··· Working data ···
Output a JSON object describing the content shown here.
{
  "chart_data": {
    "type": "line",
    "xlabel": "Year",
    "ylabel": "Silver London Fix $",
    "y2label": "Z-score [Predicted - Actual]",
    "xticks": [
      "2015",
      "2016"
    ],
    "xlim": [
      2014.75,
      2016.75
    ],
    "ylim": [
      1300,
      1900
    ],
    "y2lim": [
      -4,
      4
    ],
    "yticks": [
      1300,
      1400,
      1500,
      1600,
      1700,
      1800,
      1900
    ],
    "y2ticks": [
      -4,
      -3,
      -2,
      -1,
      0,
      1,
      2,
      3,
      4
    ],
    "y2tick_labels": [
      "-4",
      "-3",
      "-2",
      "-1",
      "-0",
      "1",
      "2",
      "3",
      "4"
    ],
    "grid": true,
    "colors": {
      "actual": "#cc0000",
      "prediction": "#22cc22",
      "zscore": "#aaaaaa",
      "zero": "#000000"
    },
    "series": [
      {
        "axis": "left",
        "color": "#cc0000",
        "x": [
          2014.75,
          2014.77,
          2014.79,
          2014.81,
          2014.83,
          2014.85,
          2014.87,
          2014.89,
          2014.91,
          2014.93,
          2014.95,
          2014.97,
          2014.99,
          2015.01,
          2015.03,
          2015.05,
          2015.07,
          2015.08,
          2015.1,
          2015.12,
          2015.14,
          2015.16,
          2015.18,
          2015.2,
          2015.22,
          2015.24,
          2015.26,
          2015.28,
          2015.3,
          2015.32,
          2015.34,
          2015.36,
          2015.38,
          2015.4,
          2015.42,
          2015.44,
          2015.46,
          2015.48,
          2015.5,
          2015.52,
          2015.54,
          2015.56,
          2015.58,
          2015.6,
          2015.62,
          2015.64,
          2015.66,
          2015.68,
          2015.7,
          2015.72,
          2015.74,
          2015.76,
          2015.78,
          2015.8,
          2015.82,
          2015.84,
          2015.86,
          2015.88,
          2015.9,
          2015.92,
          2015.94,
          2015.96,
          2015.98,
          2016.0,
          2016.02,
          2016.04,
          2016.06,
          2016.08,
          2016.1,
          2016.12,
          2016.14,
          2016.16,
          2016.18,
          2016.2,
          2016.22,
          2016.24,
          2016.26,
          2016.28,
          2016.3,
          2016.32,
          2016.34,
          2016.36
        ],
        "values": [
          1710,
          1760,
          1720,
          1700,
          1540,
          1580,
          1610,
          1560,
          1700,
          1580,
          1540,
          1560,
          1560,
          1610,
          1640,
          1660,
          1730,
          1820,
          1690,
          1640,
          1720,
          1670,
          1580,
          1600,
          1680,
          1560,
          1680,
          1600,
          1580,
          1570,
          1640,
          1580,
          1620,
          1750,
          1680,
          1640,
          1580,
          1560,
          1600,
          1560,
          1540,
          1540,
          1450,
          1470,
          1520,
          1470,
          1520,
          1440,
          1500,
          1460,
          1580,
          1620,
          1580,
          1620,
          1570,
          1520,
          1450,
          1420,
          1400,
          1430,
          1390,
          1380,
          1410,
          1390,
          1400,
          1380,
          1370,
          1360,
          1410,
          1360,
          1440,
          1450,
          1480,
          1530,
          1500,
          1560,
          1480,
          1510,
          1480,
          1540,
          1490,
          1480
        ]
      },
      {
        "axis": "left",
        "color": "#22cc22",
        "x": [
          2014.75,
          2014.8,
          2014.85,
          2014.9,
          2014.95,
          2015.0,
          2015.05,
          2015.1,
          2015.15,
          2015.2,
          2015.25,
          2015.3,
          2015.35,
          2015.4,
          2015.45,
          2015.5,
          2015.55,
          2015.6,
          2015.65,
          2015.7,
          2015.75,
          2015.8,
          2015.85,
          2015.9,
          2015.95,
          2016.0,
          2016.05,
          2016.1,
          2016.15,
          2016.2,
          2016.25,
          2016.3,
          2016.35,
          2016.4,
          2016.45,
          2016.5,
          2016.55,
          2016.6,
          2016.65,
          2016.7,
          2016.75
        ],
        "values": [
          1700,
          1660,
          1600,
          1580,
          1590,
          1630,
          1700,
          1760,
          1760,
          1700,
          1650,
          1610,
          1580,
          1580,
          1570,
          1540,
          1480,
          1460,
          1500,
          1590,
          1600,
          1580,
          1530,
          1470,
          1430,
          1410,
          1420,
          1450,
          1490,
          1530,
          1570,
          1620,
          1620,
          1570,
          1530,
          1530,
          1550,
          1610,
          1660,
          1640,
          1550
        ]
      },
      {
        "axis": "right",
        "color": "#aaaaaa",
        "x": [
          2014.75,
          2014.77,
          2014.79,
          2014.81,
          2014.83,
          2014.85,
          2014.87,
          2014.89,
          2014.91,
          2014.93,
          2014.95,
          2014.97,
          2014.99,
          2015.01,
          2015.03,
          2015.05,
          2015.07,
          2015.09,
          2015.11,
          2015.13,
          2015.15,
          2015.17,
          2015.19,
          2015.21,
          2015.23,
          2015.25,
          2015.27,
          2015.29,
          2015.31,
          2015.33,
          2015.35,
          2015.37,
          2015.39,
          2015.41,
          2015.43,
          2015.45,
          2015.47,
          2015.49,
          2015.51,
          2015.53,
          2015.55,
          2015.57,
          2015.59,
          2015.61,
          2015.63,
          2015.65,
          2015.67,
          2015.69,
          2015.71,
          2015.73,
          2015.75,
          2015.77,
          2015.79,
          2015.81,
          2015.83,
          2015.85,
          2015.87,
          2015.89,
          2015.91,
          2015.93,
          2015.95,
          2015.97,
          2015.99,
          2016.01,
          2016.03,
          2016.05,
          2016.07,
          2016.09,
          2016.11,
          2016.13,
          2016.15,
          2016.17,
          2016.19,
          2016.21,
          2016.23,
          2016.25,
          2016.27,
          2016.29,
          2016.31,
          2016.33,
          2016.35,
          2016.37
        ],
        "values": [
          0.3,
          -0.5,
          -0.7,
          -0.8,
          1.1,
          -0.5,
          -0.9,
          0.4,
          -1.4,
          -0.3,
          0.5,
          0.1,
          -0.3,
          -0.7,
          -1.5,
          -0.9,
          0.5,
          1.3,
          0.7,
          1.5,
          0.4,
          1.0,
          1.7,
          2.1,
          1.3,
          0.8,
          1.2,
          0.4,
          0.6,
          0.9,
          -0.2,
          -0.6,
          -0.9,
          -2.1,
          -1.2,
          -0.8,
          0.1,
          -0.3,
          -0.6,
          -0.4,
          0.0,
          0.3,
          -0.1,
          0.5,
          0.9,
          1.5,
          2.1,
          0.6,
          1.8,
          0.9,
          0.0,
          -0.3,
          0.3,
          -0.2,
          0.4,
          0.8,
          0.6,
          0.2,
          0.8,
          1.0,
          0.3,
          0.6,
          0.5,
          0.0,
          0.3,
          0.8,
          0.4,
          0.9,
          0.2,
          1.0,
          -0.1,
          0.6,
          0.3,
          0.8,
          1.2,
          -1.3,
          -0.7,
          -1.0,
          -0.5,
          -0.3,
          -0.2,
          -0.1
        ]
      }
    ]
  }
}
···
Task description — Exactly as written, please output every entry.

Exercise result —
Output a JSON object describing the content shown here.
{
  "chart_data": {
    "type": "line",
    "xlabel": "Year",
    "ylabel": "Silver London Fix $",
    "y2label": "Z-score [Predicted - Actual]",
    "xticks": [
      "2015",
      "2016"
    ],
    "xlim": [
      2014.75,
      2016.75
    ],
    "ylim": [
      1300,
      1900
    ],
    "y2lim": [
      -4,
      4
    ],
    "yticks": [
      1300,
      1400,
      1500,
      1600,
      1700,
      1800,
      1900
    ],
    "y2ticks": [
      -4,
      -3,
      -2,
      -1,
      0,
      1,
      2,
      3,
      4
    ],
    "y2tick_labels": [
      "-4",
      "-3",
      "-2",
      "-1",
      "-0",
      "1",
      "2",
      "3",
      "4"
    ],
    "grid": true,
    "colors": {
      "actual": "#cc0000",
      "prediction": "#22cc22",
      "zscore": "#aaaaaa",
      "zero": "#000000"
    },
    "series": [
      {
        "axis": "left",
        "color": "#cc0000",
        "x": [
          2014.75,
          2014.77,
          2014.79,
          2014.81,
          2014.83,
          2014.85,
          2014.87,
          2014.89,
          2014.91,
          2014.93,
          2014.95,
          2014.97,
          2014.99,
          2015.01,
          2015.03,
          2015.05,
          2015.07,
          2015.08,
          2015.1,
          2015.12,
          2015.14,
          2015.16,
          2015.18,
          2015.2,
          2015.22,
          2015.24,
          2015.26,
          2015.28,
          2015.3,
          2015.32,
          2015.34,
          2015.36,
          2015.38,
          2015.4,
          2015.42,
          2015.44,
          2015.46,
          2015.48,
          2015.5,
          2015.52,
          2015.54,
          2015.56,
          2015.58,
          2015.6,
          2015.62,
          2015.64,
          2015.66,
          2015.68,
          2015.7,
          2015.72,
          2015.74,
          2015.76,
          2015.78,
          2015.8,
          2015.82,
          2015.84,
          2015.86,
          2015.88,
          2015.9,
          2015.92,
          2015.94,
          2015.96,
          2015.98,
          2016.0,
          2016.02,
          2016.04,
          2016.06,
          2016.08,
          2016.1,
          2016.12,
          2016.14,
          2016.16,
          2016.18,
          2016.2,
          2016.22,
          2016.24,
          2016.26,
          2016.28,
          2016.3,
          2016.32,
          2016.34,
          2016.36
        ],
        "values": [
          1710,
          1760,
          1720,
          1700,
          1540,
          1580,
          1610,
          1560,
          1700,
          1580,
          1540,
          1560,
          1560,
          1610,
          1640,
          1660,
          1730,
          1820,
          1690,
          1640,
          1720,
          1670,
          1580,
          1600,
          1680,
          1560,
          1680,
          1600,
          1580,
          1570,
          1640,
          1580,
          1620,
          1750,
          1680,
          1640,
          1580,
          1560,
          1600,
          1560,
          1540,
          1540,
          1450,
          1470,
          1520,
          1470,
          1520,
          1440,
          1500,
          1460,
          1580,
          1620,
          1580,
          1620,
          1570,
          1520,
          1450,
          1420,
          1400,
          1430,
          1390,
          1380,
          1410,
          1390,
          1400,
          1380,
          1370,
          1360,
          1410,
          1360,
          1440,
          1450,
          1480,
          1530,
          1500,
          1560,
          1480,
          1510,
          1480,
          1540,
          1490,
          1480
        ]
      },
      {
        "axis": "left",
        "color": "#22cc22",
        "x": [
          2014.75,
          2014.8,
          2014.85,
          2014.9,
          2014.95,
          2015.0,
          2015.05,
          2015.1,
          2015.15,
          2015.2,
          2015.25,
          2015.3,
          2015.35,
          2015.4,
          2015.45,
          2015.5,
          2015.55,
          2015.6,
          2015.65,
          2015.7,
          2015.75,
          2015.8,
          2015.85,
          2015.9,
          2015.95,
          2016.0,
          2016.05,
          2016.1,
          2016.15,
          2016.2,
          2016.25,
          2016.3,
          2016.35,
          2016.4,
          2016.45,
          2016.5,
          2016.55,
          2016.6,
          2016.65,
          2016.7,
          2016.75
        ],
        "values": [
          1700,
          1660,
          1600,
          1580,
          1590,
          1630,
          1700,
          1760,
          1760,
          1700,
          1650,
          1610,
          1580,
          1580,
          1570,
          1540,
          1480,
          1460,
          1500,
          1590,
          1600,
          1580,
          1530,
          1470,
          1430,
          1410,
          1420,
          1450,
          1490,
          1530,
          1570,
          1620,
          1620,
          1570,
          1530,
          1530,
          1550,
          1610,
          1660,
          1640,
          1550
        ]
      },
      {
        "axis": "right",
        "color": "#aaaaaa",
        "x": [
          2014.75,
          2014.77,
          2014.79,
          2014.81,
          2014.83,
          2014.85,
          2014.87,
          2014.89,
          2014.91,
          2014.93,
          2014.95,
          2014.97,
          2014.99,
          2015.01,
          2015.03,
          2015.05,
          2015.07,
          2015.09,
          2015.11,
          2015.13,
          2015.15,
          2015.17,
          2015.19,
          2015.21,
          2015.23,
          2015.25,
          2015.27,
          2015.29,
          2015.31,
          2015.33,
          2015.35,
          2015.37,
          2015.39,
          2015.41,
          2015.43,
          2015.45,
          2015.47,
          2015.49,
          2015.51,
          2015.53,
          2015.55,
          2015.57,
          2015.59,
          2015.61,
          2015.63,
          2015.65,
          2015.67,
          2015.69,
          2015.71,
          2015.73,
          2015.75,
          2015.77,
          2015.79,
          2015.81,
          2015.83,
          2015.85,
          2015.87,
          2015.89,
          2015.91,
          2015.93,
          2015.95,
          2015.97,
          2015.99,
          2016.01,
          2016.03,
          2016.05,
          2016.07,
          2016.09,
          2016.11,
          2016.13,
          2016.15,
          2016.17,
          2016.19,
          2016.21,
          2016.23,
          2016.25,
          2016.27,
          2016.29,
          2016.31,
          2016.33,
          2016.35,
          2016.37
        ],
        "values": [
          0.3,
          -0.5,
          -0.7,
          -0.8,
          1.1,
          -0.5,
          -0.9,
          0.4,
          -1.4,
          -0.3,
          0.5,
          0.1,
          -0.3,
          -0.7,
          -1.5,
          -0.9,
          0.5,
          1.3,
          0.7,
          1.5,
          0.4,
          1.0,
          1.7,
          2.1,
          1.3,
          0.8,
          1.2,
          0.4,
          0.6,
          0.9,
          -0.2,
          -0.6,
          -0.9,
          -2.1,
          -1.2,
          -0.8,
          0.1,
          -0.3,
          -0.6,
          -0.4,
          0.0,
          0.3,
          -0.1,
          0.5,
          0.9,
          1.5,
          2.1,
          0.6,
          1.8,
          0.9,
          0.0,
          -0.3,
          0.3,
          -0.2,
          0.4,
          0.8,
          0.6,
          0.2,
          0.8,
          1.0,
          0.3,
          0.6,
          0.5,
          0.0,
          0.3,
          0.8,
          0.4,
          0.9,
          0.2,
          1.0,
          -0.1,
          0.6,
          0.3,
          0.8,
          1.2,
          -1.3,
          -0.7,
          -1.0,
          -0.5,
          -0.3,
          -0.2,
          -0.1
        ]
      }
    ]
  }
}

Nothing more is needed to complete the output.